▶ EXERCISE: Could you extract everything from the line containing "section-heading: II. ZAŁOŻENIA" down to the line containing "bullet-icon: • <box>4 481 11 502</box>", both included, and reproduce those lines verbatim?

· · · ·

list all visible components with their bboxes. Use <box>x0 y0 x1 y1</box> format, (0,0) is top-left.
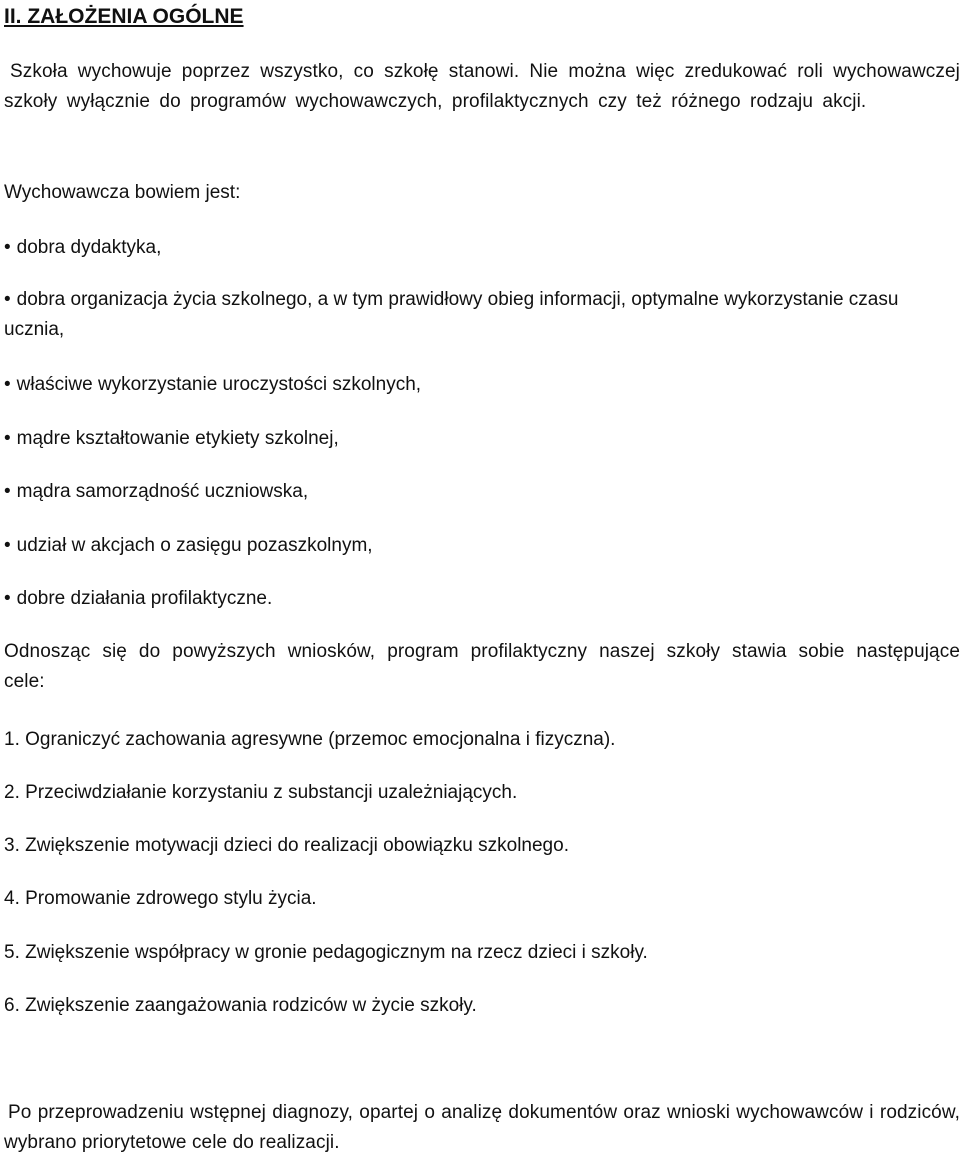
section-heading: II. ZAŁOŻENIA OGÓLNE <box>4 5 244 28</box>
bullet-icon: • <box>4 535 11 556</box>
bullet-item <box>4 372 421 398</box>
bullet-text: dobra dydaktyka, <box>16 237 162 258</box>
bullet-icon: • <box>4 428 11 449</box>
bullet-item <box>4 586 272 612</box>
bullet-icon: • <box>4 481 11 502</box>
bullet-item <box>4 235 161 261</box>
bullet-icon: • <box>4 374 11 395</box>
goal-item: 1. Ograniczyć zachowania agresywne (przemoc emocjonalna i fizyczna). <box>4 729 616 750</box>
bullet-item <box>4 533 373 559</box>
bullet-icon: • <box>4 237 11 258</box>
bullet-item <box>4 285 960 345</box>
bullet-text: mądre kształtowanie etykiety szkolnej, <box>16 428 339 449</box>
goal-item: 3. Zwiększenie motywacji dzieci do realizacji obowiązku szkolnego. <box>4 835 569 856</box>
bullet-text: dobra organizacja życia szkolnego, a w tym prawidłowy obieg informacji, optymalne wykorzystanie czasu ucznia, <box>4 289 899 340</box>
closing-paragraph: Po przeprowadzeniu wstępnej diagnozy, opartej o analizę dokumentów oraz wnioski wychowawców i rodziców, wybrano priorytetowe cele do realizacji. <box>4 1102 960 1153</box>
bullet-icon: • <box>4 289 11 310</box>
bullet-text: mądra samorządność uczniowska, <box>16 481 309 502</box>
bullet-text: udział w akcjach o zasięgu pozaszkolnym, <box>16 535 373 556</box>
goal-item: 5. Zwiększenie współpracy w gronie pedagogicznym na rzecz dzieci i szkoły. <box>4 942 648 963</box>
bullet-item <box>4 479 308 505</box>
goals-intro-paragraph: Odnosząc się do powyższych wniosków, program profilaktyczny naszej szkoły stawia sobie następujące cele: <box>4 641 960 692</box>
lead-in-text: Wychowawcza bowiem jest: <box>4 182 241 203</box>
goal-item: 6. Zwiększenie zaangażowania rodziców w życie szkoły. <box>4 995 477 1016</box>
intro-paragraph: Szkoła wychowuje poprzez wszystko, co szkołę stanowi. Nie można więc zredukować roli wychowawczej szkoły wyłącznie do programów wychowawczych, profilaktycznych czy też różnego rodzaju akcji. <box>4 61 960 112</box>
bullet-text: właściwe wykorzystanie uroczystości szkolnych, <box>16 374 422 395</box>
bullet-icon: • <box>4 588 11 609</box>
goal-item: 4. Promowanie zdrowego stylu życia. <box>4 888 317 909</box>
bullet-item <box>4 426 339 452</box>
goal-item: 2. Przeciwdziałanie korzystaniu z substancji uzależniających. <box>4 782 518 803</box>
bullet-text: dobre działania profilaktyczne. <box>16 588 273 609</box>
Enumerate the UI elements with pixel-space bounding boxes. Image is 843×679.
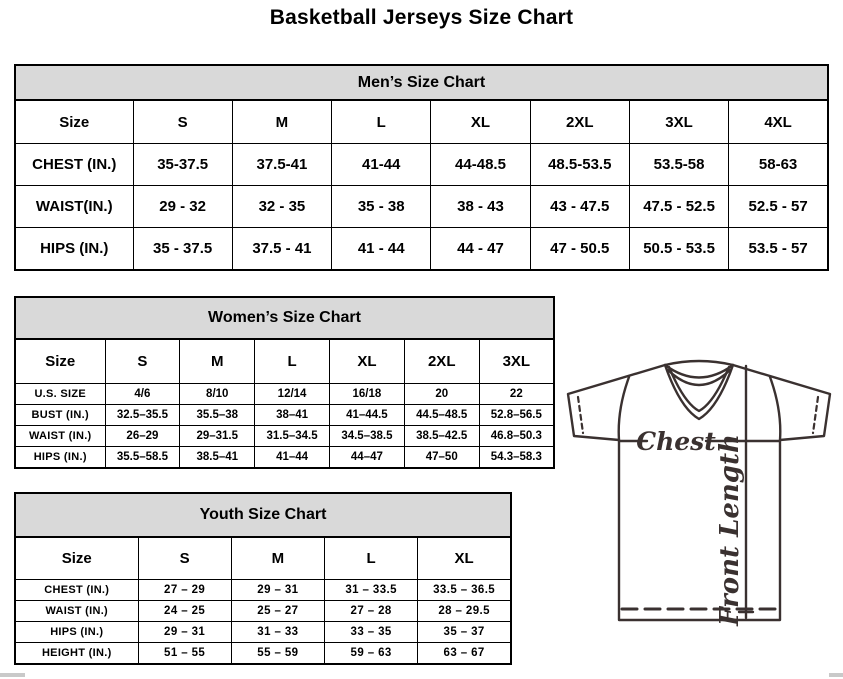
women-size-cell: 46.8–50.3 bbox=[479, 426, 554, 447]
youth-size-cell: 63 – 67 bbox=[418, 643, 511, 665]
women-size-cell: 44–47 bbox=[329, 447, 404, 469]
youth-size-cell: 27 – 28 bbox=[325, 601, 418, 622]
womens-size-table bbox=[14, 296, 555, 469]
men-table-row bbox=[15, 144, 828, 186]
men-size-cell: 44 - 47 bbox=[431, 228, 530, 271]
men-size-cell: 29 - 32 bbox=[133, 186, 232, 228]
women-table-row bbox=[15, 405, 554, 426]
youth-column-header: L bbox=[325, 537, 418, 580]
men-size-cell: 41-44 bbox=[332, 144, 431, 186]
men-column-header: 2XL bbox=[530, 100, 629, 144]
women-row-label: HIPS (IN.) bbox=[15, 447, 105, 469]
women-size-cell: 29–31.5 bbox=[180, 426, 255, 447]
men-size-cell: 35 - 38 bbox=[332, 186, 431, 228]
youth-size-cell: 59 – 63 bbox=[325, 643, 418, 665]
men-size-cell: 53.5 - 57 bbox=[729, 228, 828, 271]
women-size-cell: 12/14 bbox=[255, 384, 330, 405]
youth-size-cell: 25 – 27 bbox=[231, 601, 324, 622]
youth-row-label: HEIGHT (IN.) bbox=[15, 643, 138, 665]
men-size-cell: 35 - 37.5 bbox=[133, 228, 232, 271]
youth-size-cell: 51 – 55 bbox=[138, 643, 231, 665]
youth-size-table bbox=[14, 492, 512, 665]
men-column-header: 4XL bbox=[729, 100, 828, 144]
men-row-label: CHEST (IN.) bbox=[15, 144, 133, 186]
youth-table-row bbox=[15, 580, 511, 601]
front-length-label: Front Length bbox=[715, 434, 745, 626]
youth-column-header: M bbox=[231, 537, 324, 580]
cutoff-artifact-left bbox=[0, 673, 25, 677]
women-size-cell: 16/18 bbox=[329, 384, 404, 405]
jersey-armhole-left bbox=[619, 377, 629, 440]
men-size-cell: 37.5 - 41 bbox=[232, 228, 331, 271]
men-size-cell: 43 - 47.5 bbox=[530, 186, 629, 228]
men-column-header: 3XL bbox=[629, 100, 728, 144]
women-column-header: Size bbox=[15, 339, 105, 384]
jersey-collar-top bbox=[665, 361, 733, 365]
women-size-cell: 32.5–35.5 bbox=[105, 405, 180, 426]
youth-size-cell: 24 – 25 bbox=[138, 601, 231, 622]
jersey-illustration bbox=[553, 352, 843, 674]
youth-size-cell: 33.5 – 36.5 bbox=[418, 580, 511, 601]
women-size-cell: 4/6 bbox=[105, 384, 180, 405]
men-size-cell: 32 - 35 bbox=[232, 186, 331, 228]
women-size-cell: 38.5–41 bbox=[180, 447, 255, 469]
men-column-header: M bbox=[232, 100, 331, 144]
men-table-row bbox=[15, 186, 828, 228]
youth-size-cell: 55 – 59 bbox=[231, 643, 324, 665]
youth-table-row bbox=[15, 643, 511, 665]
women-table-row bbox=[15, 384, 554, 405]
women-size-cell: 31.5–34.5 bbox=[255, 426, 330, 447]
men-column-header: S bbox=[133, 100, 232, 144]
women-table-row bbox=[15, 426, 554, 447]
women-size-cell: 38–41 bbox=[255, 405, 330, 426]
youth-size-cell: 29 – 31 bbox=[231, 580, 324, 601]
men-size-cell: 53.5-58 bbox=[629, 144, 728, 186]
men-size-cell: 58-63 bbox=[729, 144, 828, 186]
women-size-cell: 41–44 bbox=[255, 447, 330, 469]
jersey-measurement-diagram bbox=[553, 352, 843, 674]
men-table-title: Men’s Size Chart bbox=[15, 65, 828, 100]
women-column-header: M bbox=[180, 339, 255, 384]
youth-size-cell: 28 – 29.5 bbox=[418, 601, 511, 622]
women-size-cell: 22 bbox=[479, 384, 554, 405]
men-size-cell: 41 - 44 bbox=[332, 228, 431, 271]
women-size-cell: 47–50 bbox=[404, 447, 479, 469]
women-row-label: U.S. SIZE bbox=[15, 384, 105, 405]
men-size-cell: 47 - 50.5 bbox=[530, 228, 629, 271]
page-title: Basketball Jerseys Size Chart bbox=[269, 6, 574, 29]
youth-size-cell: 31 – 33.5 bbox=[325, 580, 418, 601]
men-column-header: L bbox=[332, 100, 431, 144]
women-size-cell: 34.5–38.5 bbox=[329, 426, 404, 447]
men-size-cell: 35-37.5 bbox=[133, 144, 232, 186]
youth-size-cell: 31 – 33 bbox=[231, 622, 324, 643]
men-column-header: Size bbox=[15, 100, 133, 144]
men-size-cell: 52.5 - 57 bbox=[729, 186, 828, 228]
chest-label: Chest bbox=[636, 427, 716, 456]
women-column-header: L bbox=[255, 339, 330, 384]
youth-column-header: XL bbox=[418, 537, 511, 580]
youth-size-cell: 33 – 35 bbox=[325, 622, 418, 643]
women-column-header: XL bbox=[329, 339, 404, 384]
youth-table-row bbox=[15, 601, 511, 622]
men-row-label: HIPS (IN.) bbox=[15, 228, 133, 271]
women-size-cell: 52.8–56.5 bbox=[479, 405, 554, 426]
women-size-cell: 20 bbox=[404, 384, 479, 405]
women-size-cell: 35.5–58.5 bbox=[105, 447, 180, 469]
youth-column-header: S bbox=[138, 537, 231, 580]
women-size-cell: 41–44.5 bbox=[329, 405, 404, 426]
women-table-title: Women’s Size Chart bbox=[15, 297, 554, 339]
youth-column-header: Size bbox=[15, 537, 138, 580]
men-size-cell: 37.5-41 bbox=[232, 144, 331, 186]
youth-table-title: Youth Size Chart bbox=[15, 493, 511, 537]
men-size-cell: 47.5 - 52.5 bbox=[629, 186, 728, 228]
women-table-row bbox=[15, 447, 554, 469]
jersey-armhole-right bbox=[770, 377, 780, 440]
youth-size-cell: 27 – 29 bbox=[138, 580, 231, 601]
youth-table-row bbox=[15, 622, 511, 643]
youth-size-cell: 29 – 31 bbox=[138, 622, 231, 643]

· · · ·

▶ WRITTEN RESPONSE:
section-heading: II. ZAŁOŻENIA OGÓLNE <box>4 5 244 28</box>
bullet-icon: • <box>4 535 11 556</box>
bullet-item <box>4 372 421 398</box>
bullet-text: dobra dydaktyka, <box>16 237 162 258</box>
bullet-icon: • <box>4 428 11 449</box>
bullet-item <box>4 586 272 612</box>
bullet-icon: • <box>4 481 11 502</box>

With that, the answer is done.